# STATED PROBLEM
Set down the material below word for word, excluding the pictures.
** BEGIN SUPPLIED ENTRIES **
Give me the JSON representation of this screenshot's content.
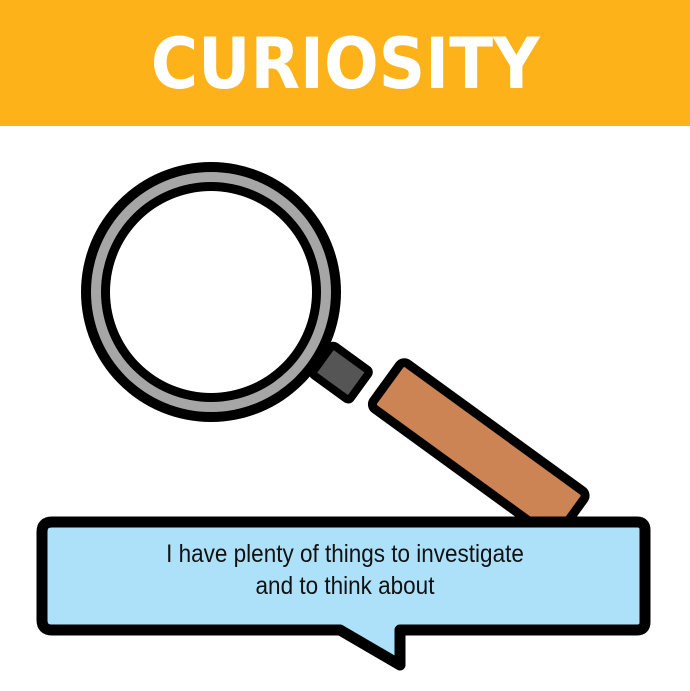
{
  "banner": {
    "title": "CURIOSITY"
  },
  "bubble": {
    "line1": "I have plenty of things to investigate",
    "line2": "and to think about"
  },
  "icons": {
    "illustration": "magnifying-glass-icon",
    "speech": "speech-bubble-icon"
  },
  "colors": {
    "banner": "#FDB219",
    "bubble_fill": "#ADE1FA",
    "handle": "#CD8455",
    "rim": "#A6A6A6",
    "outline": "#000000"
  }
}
** END SUPPLIED ENTRIES **
# THE ANSWER
Give me the JSON representation of this screenshot's content.
{
  "banner": {
    "title": "CURIOSITY"
  },
  "bubble": {
    "line1": "I have plenty of things to investigate",
    "line2": "and to think about"
  },
  "icons": {
    "illustration": "magnifying-glass-icon",
    "speech": "speech-bubble-icon"
  },
  "colors": {
    "banner": "#FDB219",
    "bubble_fill": "#ADE1FA",
    "handle": "#CD8455",
    "rim": "#A6A6A6",
    "outline": "#000000"
  }
}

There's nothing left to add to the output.